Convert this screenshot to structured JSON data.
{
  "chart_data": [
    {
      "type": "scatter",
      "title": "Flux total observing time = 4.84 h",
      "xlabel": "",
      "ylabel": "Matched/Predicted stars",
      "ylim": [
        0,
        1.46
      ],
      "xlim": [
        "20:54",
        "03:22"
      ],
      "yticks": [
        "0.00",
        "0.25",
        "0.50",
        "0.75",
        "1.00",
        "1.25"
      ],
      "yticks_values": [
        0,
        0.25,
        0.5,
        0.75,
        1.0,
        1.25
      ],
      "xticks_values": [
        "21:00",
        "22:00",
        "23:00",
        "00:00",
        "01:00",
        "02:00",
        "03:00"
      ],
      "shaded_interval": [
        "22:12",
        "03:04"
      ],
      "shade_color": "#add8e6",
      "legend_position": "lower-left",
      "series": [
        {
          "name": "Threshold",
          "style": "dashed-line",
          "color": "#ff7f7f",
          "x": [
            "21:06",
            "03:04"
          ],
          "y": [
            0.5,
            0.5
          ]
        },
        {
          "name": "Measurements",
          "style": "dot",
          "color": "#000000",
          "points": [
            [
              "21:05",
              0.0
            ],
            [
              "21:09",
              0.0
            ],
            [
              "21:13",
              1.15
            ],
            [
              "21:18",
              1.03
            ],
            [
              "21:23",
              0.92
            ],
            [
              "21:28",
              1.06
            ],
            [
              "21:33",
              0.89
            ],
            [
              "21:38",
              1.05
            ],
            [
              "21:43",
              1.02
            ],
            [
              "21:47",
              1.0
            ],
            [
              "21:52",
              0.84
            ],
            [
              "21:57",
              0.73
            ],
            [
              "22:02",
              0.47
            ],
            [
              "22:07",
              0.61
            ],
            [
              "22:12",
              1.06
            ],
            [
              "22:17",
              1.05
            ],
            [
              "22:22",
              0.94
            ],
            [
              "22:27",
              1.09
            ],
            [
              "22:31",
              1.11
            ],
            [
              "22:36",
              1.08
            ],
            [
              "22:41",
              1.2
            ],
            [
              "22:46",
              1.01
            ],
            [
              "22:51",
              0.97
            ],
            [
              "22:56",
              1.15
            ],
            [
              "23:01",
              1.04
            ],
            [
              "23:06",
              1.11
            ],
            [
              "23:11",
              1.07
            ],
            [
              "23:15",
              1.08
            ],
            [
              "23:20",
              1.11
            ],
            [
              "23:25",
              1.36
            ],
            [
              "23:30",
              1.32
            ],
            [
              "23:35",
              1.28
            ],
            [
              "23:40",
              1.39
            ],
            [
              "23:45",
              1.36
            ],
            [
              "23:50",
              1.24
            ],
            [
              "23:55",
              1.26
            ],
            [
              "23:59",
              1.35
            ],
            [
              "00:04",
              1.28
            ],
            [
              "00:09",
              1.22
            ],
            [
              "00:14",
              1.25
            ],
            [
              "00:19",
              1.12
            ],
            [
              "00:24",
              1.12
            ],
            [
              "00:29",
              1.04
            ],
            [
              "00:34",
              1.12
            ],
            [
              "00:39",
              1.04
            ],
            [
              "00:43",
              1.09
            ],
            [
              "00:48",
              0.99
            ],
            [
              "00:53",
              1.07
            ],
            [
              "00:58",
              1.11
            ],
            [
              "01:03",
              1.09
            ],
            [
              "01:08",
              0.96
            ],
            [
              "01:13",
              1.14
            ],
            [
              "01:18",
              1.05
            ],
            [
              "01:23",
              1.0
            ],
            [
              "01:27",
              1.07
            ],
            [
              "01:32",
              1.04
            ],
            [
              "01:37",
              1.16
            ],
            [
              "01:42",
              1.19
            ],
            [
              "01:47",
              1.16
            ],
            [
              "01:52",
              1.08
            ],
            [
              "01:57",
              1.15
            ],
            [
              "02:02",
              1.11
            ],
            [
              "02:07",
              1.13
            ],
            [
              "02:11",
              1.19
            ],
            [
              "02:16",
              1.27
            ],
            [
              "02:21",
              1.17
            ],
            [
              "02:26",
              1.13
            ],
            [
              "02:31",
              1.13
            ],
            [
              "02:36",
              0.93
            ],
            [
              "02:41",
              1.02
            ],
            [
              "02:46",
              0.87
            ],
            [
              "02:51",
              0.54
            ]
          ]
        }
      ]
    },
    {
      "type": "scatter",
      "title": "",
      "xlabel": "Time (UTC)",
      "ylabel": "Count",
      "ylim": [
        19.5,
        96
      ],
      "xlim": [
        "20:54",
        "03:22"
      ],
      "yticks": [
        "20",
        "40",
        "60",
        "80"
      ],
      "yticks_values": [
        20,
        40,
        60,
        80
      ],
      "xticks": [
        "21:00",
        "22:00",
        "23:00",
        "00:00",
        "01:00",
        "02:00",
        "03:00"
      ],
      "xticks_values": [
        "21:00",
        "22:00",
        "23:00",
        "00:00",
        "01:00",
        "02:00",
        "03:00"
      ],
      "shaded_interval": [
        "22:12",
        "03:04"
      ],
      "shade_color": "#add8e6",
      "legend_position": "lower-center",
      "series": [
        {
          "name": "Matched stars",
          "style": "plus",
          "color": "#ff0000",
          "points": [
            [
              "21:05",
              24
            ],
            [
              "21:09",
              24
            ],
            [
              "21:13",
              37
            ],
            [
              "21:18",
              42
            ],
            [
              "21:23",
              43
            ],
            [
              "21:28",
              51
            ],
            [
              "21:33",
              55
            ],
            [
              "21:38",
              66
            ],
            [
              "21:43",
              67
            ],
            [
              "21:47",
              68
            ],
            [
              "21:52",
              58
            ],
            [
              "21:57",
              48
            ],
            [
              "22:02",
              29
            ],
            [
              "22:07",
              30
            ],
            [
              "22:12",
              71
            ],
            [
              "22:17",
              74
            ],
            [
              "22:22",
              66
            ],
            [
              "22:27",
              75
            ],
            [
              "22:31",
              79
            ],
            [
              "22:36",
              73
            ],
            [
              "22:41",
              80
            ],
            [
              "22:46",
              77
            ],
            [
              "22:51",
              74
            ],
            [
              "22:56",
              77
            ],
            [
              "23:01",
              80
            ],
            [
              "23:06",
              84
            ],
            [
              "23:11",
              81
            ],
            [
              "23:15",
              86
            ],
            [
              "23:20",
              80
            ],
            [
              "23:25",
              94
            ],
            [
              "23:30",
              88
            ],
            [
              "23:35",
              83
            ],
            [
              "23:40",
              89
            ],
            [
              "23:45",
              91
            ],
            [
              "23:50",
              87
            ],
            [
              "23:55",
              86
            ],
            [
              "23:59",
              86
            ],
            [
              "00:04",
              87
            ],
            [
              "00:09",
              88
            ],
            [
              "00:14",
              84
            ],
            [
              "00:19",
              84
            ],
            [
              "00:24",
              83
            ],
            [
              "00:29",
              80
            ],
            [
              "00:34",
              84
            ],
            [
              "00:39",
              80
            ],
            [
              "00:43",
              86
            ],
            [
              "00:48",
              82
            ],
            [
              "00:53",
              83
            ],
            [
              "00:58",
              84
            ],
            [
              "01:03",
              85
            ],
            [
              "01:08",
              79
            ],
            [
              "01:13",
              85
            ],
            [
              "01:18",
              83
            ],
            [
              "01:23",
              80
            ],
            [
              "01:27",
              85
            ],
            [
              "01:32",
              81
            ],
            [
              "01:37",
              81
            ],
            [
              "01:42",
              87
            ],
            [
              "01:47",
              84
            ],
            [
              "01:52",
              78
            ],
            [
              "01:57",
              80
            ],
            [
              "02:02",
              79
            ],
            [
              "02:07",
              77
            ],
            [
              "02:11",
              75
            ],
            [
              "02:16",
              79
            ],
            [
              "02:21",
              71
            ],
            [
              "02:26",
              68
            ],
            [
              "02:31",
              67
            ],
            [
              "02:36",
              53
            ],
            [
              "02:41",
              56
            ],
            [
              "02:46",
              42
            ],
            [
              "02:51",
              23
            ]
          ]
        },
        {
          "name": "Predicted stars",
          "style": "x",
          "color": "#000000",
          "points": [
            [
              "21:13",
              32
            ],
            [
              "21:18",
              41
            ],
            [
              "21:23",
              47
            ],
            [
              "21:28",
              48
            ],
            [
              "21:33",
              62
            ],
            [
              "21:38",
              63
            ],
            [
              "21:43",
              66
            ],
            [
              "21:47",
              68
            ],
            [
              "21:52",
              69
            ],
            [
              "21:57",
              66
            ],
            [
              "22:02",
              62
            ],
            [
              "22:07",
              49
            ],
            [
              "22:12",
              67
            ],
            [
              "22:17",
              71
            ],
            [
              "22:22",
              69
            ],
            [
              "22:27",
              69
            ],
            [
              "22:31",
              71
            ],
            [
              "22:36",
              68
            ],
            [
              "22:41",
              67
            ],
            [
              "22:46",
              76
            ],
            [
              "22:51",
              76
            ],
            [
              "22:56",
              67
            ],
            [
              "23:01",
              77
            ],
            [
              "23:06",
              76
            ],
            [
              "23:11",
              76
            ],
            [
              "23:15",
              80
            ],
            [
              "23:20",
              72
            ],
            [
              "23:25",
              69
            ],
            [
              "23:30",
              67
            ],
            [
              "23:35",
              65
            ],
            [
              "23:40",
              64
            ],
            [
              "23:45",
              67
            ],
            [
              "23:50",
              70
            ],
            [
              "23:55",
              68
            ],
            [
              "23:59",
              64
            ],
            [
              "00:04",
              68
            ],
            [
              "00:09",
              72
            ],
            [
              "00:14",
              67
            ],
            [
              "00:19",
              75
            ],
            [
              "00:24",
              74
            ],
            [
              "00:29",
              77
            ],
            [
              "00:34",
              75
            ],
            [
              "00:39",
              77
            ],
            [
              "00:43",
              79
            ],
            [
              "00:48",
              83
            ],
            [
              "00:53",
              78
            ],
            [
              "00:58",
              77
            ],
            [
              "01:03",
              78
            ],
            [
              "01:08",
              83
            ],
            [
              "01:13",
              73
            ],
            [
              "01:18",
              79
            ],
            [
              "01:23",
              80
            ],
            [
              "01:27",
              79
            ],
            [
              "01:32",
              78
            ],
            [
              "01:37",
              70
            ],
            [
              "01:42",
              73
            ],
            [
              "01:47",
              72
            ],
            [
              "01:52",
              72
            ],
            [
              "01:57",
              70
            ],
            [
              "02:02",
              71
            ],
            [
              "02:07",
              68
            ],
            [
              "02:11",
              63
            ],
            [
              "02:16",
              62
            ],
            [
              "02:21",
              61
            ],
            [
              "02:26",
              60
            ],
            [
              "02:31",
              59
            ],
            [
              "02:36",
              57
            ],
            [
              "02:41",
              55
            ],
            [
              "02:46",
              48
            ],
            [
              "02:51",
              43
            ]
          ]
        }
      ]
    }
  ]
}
^^^^^^^^^^^^^^^^
AIM OF THE EXERCISE | Copy out every line in the listing where the word "style" appears.

COMPLETE ANSWER |
          "style": "dashed-line",
          "style": "dot",
          "style": "plus",
          "style": "x",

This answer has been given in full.